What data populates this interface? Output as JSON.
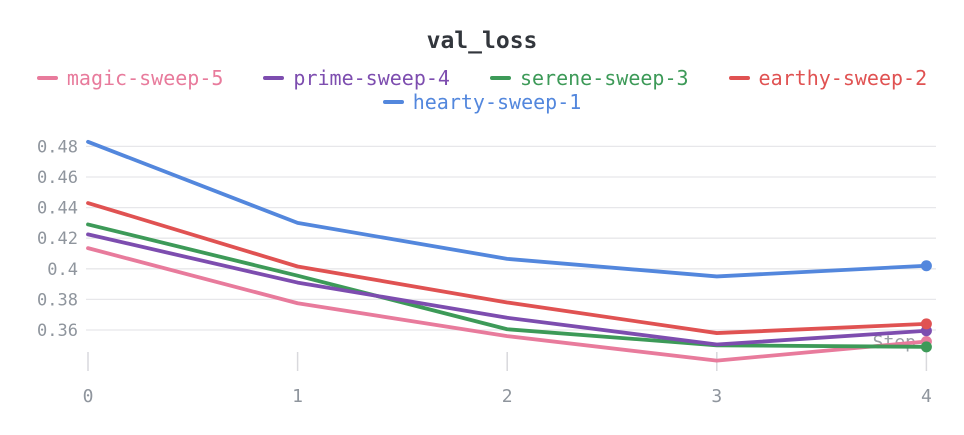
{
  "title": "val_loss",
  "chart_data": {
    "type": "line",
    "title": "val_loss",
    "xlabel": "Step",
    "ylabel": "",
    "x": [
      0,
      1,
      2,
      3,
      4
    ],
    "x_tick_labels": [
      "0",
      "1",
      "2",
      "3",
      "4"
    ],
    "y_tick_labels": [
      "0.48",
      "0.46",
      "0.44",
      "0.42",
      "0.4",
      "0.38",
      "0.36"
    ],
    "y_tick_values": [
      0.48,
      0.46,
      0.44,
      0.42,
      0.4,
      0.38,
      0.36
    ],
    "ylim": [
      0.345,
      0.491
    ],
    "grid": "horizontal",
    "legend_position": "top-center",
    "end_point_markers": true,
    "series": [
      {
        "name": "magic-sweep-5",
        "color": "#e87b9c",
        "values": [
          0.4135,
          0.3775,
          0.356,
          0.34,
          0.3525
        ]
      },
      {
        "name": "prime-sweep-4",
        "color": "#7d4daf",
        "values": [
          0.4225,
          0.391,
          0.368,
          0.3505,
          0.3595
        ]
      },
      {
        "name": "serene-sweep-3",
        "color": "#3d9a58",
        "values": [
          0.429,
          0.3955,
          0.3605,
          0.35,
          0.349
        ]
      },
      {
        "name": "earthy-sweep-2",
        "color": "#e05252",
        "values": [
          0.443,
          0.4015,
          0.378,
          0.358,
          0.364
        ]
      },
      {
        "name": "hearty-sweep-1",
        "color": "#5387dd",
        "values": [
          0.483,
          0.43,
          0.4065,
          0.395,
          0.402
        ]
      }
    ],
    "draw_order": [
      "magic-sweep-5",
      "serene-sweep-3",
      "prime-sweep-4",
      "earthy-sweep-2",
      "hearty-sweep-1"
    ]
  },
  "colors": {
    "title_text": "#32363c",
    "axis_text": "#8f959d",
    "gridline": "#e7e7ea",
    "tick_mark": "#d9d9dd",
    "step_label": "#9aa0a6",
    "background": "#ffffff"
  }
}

* * *

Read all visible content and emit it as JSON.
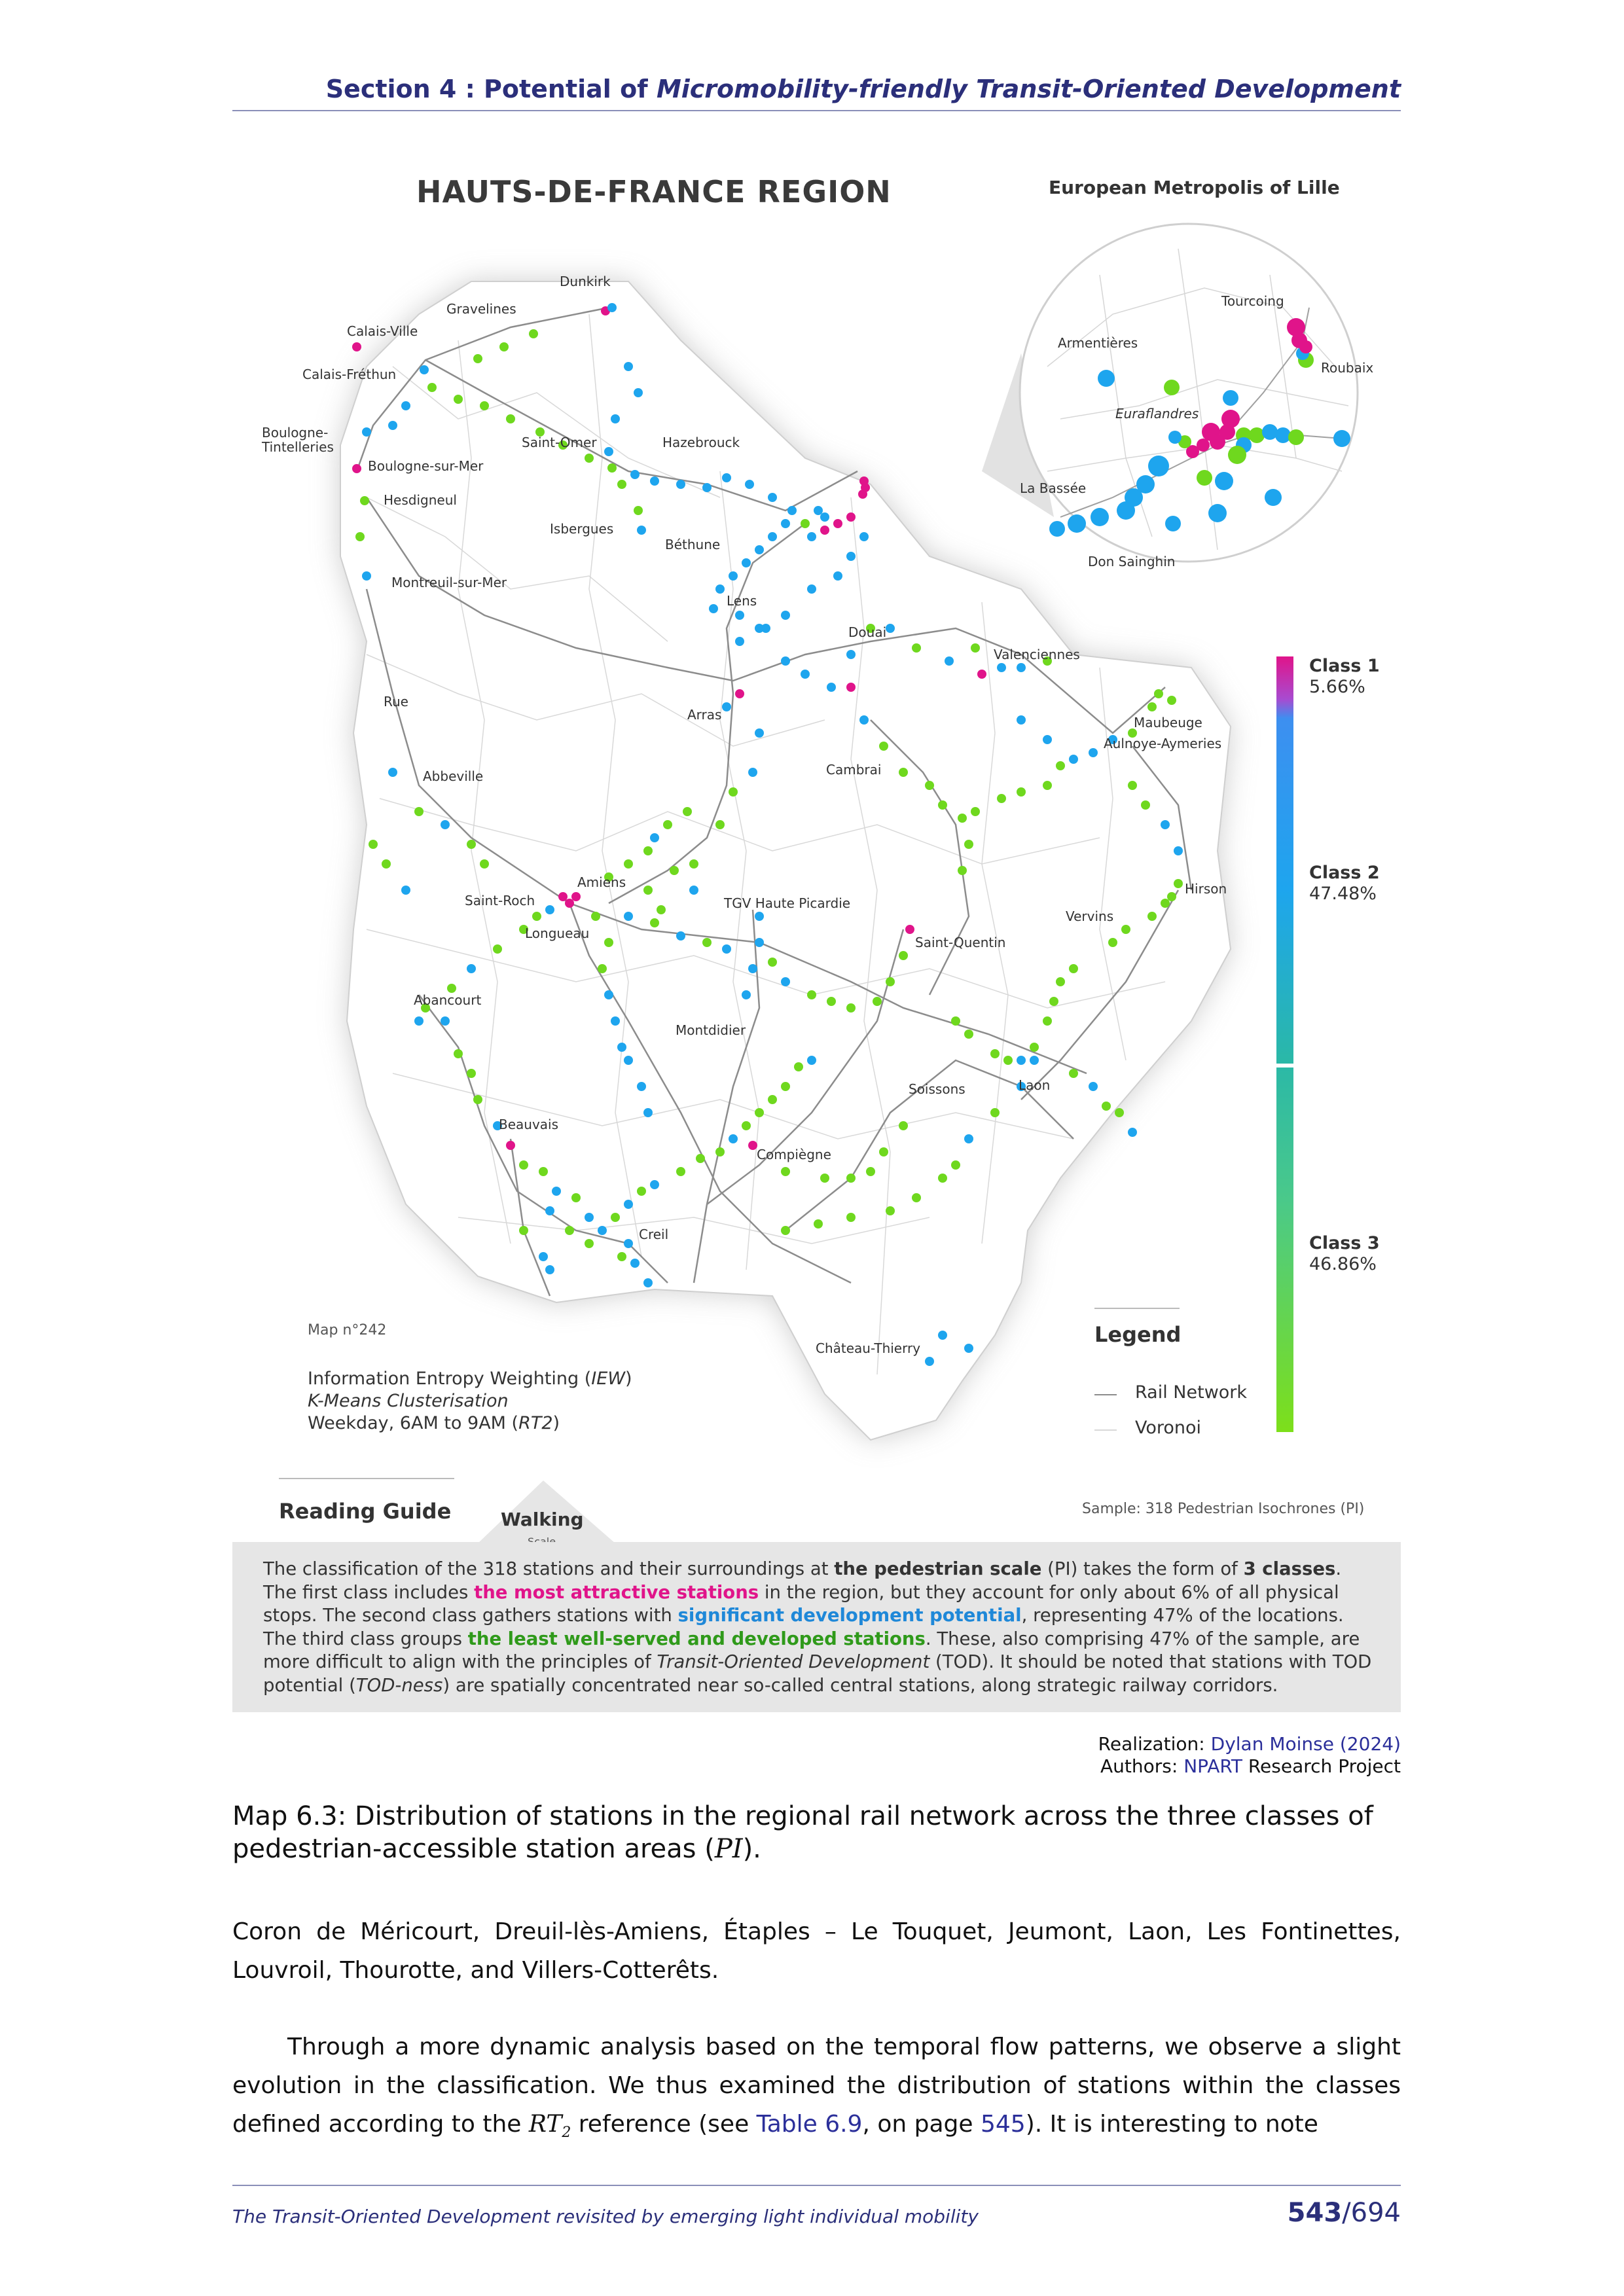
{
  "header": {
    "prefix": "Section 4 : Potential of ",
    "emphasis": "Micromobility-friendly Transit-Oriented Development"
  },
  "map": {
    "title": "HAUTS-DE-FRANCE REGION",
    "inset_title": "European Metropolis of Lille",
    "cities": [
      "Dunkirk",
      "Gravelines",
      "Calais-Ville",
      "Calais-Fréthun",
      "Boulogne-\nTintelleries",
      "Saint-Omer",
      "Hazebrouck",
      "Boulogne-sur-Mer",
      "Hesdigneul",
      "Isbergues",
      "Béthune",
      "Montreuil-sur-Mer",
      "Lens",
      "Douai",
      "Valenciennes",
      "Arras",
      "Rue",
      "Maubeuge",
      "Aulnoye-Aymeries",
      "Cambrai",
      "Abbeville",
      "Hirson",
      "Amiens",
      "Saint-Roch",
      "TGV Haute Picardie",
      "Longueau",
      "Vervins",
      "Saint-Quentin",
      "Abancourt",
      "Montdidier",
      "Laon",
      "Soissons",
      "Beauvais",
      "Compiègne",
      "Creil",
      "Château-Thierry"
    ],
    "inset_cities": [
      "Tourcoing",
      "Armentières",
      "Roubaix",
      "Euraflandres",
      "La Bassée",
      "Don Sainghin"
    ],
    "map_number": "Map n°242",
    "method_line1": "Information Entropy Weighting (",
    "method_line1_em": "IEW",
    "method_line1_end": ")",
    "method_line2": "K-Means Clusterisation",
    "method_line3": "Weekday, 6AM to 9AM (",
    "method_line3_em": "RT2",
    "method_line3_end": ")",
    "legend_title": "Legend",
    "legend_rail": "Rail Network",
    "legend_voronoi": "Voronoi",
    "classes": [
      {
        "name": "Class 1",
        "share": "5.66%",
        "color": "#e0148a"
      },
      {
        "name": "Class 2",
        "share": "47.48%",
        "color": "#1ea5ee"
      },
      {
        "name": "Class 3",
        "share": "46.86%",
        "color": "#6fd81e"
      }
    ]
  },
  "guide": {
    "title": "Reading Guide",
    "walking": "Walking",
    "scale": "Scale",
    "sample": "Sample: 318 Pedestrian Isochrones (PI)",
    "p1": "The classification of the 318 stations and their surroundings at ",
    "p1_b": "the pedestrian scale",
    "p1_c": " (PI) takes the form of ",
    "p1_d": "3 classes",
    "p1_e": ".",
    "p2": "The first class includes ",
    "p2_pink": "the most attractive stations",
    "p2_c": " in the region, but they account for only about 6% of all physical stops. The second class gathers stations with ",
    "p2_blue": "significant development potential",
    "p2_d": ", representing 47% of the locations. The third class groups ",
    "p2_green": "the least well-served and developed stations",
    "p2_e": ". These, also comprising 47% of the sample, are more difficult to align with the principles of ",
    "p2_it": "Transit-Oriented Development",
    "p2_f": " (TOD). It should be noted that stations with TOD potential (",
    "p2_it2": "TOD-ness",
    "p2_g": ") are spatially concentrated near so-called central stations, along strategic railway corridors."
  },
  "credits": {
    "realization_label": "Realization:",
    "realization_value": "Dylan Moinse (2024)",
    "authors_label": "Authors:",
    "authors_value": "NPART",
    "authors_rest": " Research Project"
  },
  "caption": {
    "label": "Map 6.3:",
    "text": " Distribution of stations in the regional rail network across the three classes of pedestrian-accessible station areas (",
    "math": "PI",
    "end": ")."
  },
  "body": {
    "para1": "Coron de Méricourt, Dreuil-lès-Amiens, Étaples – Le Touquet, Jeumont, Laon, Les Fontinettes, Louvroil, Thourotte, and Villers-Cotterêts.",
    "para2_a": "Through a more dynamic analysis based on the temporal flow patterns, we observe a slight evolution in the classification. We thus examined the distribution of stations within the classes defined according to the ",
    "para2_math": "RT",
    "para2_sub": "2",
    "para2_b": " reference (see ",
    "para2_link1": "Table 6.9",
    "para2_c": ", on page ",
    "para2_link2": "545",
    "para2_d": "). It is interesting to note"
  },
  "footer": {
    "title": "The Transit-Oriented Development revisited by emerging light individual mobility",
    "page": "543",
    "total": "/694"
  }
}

[WHAT THE EXERCISE ASKS] Look through the material and say how many lines hold "more". Give the number only.

[COMPLETED TASK] 2